→ Objective: Collect all lines from the records below that include the word "nuevas".
========================================
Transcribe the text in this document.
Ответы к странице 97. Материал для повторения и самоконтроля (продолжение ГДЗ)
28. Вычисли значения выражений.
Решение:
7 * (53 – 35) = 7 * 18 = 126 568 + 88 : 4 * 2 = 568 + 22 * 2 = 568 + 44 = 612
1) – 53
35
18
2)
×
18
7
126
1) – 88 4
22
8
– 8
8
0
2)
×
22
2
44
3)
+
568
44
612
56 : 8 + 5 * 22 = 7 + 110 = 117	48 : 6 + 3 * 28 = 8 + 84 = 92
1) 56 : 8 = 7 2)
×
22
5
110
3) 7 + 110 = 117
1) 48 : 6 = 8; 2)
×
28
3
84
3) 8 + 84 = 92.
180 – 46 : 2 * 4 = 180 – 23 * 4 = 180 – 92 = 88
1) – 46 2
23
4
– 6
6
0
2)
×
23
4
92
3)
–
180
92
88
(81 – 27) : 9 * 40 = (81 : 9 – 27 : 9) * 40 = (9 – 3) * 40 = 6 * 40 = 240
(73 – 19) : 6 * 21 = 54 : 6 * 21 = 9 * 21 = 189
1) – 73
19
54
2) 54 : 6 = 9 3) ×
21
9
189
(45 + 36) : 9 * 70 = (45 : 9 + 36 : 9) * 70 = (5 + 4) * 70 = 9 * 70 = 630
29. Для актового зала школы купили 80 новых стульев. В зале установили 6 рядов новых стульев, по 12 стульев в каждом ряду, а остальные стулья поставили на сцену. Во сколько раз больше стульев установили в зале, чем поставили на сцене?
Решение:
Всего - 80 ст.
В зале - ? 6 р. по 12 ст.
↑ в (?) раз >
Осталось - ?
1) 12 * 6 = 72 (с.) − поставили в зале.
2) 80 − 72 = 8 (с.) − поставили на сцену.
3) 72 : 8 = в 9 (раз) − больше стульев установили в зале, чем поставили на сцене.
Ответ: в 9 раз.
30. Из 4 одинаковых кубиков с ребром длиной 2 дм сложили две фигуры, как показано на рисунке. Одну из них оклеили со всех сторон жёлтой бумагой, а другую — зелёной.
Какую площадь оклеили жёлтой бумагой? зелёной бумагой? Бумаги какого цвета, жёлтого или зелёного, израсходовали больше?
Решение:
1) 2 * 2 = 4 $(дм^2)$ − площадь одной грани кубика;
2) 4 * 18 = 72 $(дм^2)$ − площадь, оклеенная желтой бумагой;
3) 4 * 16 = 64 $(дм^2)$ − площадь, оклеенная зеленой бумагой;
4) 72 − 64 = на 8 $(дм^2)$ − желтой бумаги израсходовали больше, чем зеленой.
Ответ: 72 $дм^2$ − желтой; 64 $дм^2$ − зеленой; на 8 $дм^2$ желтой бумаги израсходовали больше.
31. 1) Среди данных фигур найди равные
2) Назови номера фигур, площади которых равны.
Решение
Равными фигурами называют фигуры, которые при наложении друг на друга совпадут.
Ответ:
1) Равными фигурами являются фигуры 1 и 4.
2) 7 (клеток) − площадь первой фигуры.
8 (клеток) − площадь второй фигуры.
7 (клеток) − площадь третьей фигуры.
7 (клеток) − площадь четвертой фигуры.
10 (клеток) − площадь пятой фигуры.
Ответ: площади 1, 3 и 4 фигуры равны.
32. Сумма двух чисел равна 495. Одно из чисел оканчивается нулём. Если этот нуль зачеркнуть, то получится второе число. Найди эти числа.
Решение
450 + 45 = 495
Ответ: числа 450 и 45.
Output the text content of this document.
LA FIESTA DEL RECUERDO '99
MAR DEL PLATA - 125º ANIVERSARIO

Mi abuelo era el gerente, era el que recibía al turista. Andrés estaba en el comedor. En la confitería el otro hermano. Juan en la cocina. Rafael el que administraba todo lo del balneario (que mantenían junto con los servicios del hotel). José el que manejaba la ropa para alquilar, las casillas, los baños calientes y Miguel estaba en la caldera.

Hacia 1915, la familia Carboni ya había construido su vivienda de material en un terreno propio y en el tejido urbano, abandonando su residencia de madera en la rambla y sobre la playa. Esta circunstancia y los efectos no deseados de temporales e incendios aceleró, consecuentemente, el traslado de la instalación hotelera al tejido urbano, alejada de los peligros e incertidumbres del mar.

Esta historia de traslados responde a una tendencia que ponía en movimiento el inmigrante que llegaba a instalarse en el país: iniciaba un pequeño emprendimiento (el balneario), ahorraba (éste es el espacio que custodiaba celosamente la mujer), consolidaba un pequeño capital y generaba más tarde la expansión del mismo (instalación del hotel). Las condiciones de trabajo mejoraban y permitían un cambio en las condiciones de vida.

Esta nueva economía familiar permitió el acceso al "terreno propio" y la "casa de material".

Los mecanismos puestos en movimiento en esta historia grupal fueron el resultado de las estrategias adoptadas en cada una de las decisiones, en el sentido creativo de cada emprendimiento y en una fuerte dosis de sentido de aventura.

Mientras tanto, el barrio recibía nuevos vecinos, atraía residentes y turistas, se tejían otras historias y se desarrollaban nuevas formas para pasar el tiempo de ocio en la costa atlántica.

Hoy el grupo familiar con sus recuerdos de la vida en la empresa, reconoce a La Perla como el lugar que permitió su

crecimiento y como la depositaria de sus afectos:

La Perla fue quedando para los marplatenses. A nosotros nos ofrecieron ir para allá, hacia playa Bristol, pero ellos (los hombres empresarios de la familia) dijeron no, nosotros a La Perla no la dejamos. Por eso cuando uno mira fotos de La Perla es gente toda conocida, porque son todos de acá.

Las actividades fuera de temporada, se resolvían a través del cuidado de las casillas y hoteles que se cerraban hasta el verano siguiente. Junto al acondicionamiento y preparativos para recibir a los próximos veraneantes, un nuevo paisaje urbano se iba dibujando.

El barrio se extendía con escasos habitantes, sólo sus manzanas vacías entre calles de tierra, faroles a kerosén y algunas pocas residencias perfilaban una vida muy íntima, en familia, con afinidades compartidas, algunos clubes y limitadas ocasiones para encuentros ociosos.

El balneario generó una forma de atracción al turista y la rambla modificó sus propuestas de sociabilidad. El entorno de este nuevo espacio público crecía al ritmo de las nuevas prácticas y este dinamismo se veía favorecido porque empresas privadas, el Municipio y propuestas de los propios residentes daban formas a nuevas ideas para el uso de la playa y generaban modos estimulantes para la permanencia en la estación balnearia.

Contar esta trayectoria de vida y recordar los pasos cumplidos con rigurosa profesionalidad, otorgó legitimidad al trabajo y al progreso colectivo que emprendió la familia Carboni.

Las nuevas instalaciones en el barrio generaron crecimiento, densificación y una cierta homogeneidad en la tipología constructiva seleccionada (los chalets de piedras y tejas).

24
========================================
→ Final result:
Mientras tanto, el barrio recibía nuevos vecinos, atraía residentes y turistas, se tejían otras historias y se desarrollaban nuevas formas para pasar el tiempo de ocio en la costa atlántica.
El balneario generó una forma de atracción al turista y la rambla modificó sus propuestas de sociabilidad. El entorno de este nuevo espacio público crecía al ritmo de las nuevas prácticas y este dinamismo se veía favorecido porque empresas privadas, el Municipio y propuestas de los propios residentes daban formas a nuevas ideas para el uso de la playa y generaban modos estimulantes para la permanencia en la estación balnearia.
Las nuevas instalaciones en el barrio generaron crecimiento, densificación y una cierta homogeneidad en la tipología constructiva seleccionada (los chalets de piedras y tejas).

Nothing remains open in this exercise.